Data entries
•••••

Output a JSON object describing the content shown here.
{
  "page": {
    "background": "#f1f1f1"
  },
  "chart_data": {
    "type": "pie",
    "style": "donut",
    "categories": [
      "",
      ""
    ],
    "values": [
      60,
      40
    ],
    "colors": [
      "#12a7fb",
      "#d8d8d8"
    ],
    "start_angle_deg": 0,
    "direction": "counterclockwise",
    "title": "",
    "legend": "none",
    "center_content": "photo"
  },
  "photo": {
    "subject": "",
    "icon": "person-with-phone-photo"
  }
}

•••••

**AIM OF THE EXERCISE:** Scan the material above. Return every line containing the string "photo".

**RESULT OF THE EXERCISE:**
    "center_content": "photo"
  "photo": {
    "icon": "person-with-phone-photo"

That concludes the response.